▶ **Given passage**:
************

Monday, June 30, 2008


Since we’re on the subject of food, I might as well address the subject of booze. Trevor and I enjoy an evening cocktail as we’re starting up the fire for dinner. He found a bar in town that stocks Carlsberg from Malawi and trusts him to return the bottles.

I prefer a glass of wine. Shop Rite in Chipata sells decent boxed wine from South Africa, but it’s expensive and hard to transport to Chadiza, so I’ve been looking for a local alternative. I’ve tried several from Mozambique that range from tolerable to not even good enough to cook with. Mind you, I’m not picky. The other day we splurged on a bottle of white “crackling” wine the turned out to be carbonated. That seems a little too fancy for everyday drinking. I’ll keep looking.

Sunday, June 29, 2008


Americans tend to overdo things, as evidenced by supersized fries, mcmansions, the SUVs driven by people who anticipate seeing a few inches of snow a year. But I appreciate every feature of the tricked-out mountain bikes Peace Corps bought for us.

As PCVs, we’re not allowed to drive cars or ride motorcycles, so bikes are the basis of our transportation. This is perfect for Trevor, who has been a bike freak since riding to Colorado from Missouri years ago. Me, I still pine for my Honda.

Our bikes are highly coveted among Zambians, who ride one-speed Chinese models that sound like stuck-wheel grocery carts being pushed across a bumpy parking lot. Zambians never joyride like we do; their welded rebar racks are always loaded with 50-kg sacks of mealie meal, charcoal, or paying customers, generally ladies with babies, suitcases, or both.

************

▶ **Record list**:
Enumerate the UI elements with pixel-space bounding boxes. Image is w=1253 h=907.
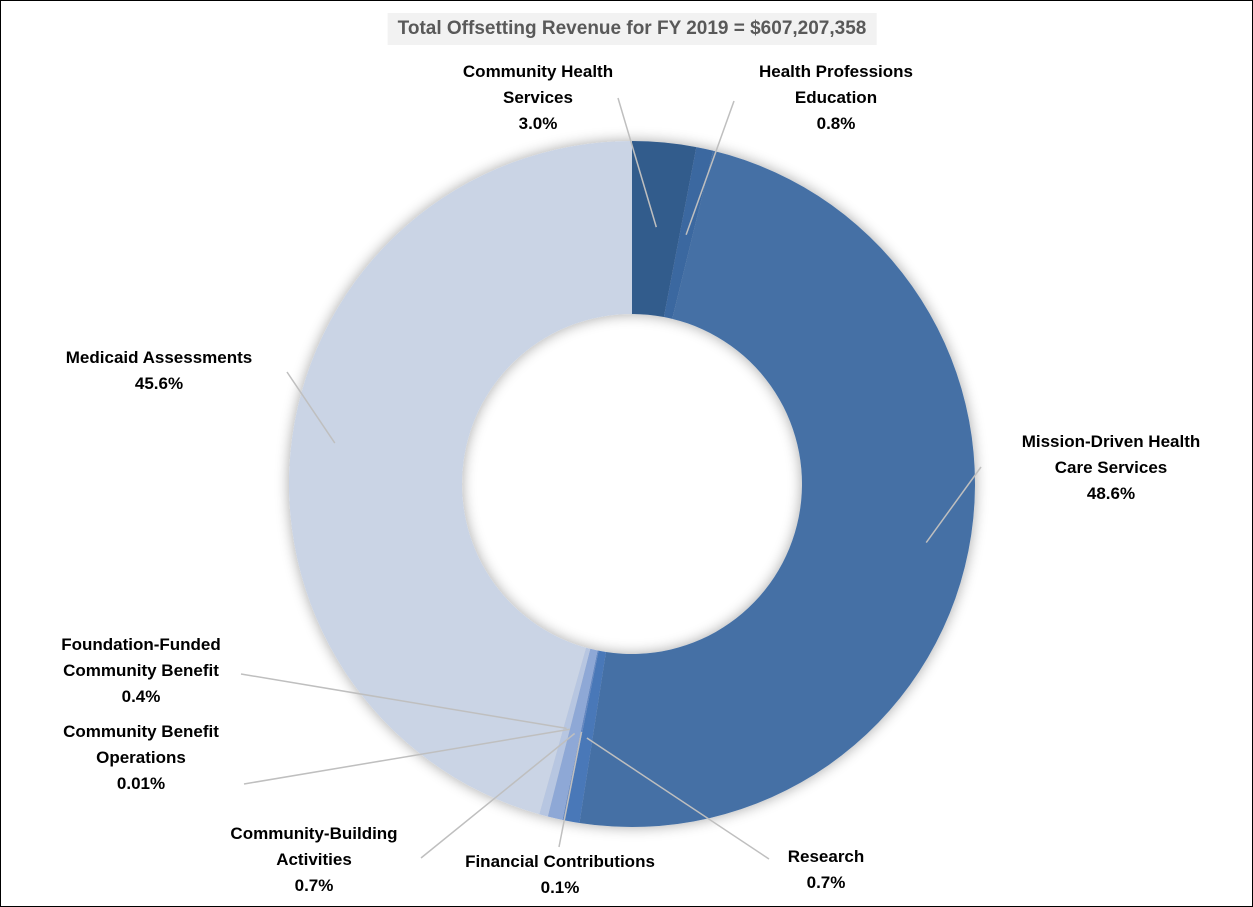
donut bbox=[289, 141, 976, 828]
category-name: Foundation-Funded Community Benefit bbox=[61, 635, 221, 680]
donut-slice bbox=[632, 141, 697, 318]
donut-slice bbox=[663, 147, 714, 319]
slice-label: Financial Contributions 0.1% bbox=[440, 849, 680, 901]
slice-label: Community Benefit Operations 0.01% bbox=[54, 719, 229, 797]
leader-line bbox=[617, 97, 658, 228]
category-name: Community Benefit Operations bbox=[63, 722, 219, 767]
leader-line bbox=[243, 728, 570, 785]
category-name: Community Health Services bbox=[462, 62, 614, 107]
leader-line bbox=[586, 737, 770, 860]
slice-label: Community-Building Activities 0.7% bbox=[219, 821, 409, 899]
chart-title: Total Offsetting Revenue for FY 2019 = $… bbox=[387, 13, 877, 45]
value-label: 0.1% bbox=[540, 878, 580, 897]
donut-slice bbox=[547, 648, 591, 817]
value-label: 0.4% bbox=[121, 687, 161, 706]
slice-label: Mission-Driven Health Care Services 48.6% bbox=[1006, 429, 1216, 507]
value-label: 45.6% bbox=[134, 374, 184, 393]
slice-label: Health Professions Education 0.8% bbox=[749, 59, 924, 137]
donut-slice bbox=[579, 150, 976, 828]
leader-line bbox=[240, 673, 567, 730]
leader-line bbox=[286, 371, 336, 444]
category-name: Research bbox=[787, 847, 865, 866]
donut-slice bbox=[564, 650, 606, 823]
value-label: 0.7% bbox=[806, 873, 846, 892]
category-name: Health Professions Education bbox=[759, 62, 913, 107]
value-label: 0.01% bbox=[116, 774, 166, 793]
leader-lines bbox=[240, 97, 982, 860]
slice-label: Medicaid Assessments 45.6% bbox=[29, 345, 289, 397]
category-name: Medicaid Assessments bbox=[65, 348, 253, 367]
category-name: Mission-Driven Health Care Services bbox=[1021, 432, 1201, 477]
value-label: 0.7% bbox=[294, 876, 334, 895]
leader-line bbox=[685, 100, 735, 236]
value-label: 3.0% bbox=[518, 114, 558, 133]
donut-slice bbox=[289, 141, 632, 815]
value-label: 48.6% bbox=[1086, 484, 1136, 503]
leader-line bbox=[925, 466, 982, 543]
slice-label: Foundation-Funded Community Benefit 0.4% bbox=[54, 632, 229, 710]
donut-slice bbox=[539, 647, 591, 817]
category-name: Community-Building Activities bbox=[230, 824, 398, 869]
leader-line bbox=[420, 732, 576, 859]
category-name: Financial Contributions bbox=[465, 852, 655, 871]
value-label: 0.8% bbox=[816, 114, 856, 133]
slice-label: Research 0.7% bbox=[771, 844, 881, 896]
leader-line bbox=[558, 731, 583, 848]
slice-label: Community Health Services 3.0% bbox=[451, 59, 626, 137]
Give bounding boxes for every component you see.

************

▶ **To-do list**:
**1)** In the blog entries, which country is the Carlsberg from that Trevor's bar in town stocks?
**2)** Edit the blog entries: write out the stretch from "Americans tend to" through "for my Honda." again, changing "motorcycles" to "scooters".
The records can be left aside entirely.

▶ **Answers to the exercises**:
**1)** Malawi.

**2)**
Americans tend to overdo things, as evidenced by supersized fries, mcmansions, the SUVs driven by people who anticipate seeing a few inches of snow a year. But I appreciate every feature of the tricked-out mountain bikes Peace Corps bought for us.

As PCVs, we’re not allowed to drive cars or ride scooters, so bikes are the basis of our transportation. This is perfect for Trevor, who has been a bike freak since riding to Colorado from Missouri years ago. Me, I still pine for my Honda.